What you have to do =
Write only the number of lines holding the string "координатах".

----- Items

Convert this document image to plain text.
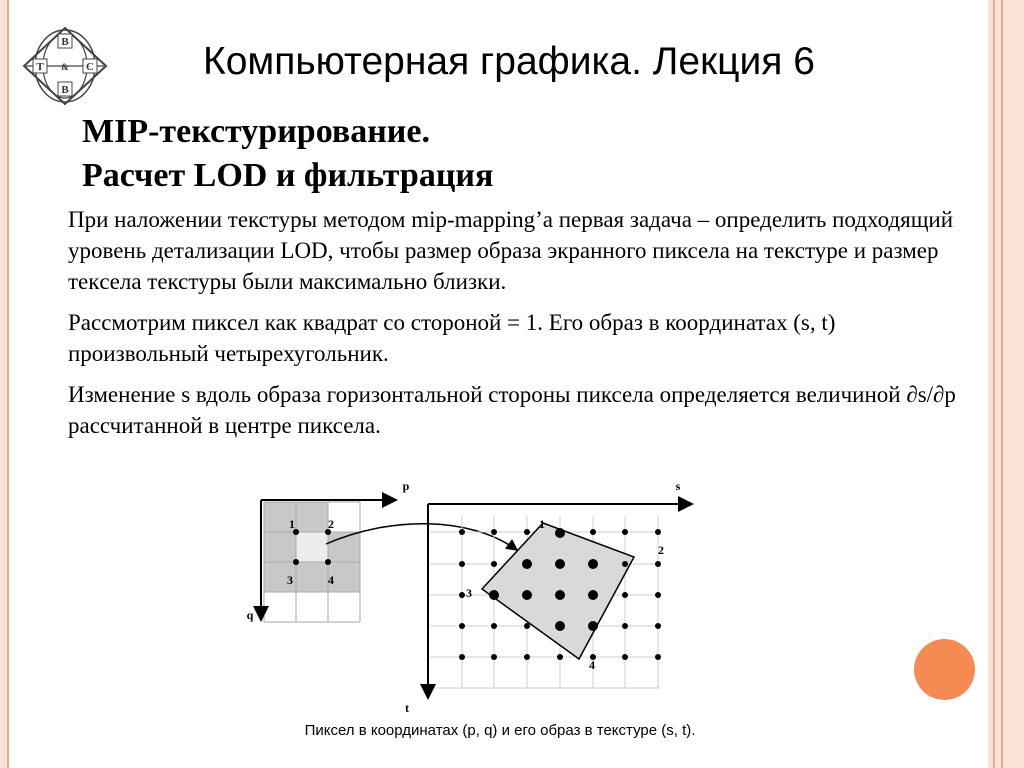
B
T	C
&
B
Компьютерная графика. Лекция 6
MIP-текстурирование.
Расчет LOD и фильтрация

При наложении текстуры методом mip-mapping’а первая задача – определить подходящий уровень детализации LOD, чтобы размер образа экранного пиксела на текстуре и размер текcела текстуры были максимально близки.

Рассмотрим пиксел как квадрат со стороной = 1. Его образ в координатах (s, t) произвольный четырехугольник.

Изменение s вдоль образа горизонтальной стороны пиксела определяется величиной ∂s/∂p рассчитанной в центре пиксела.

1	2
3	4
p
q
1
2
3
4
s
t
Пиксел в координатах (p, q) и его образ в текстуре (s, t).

----------

Task output =
2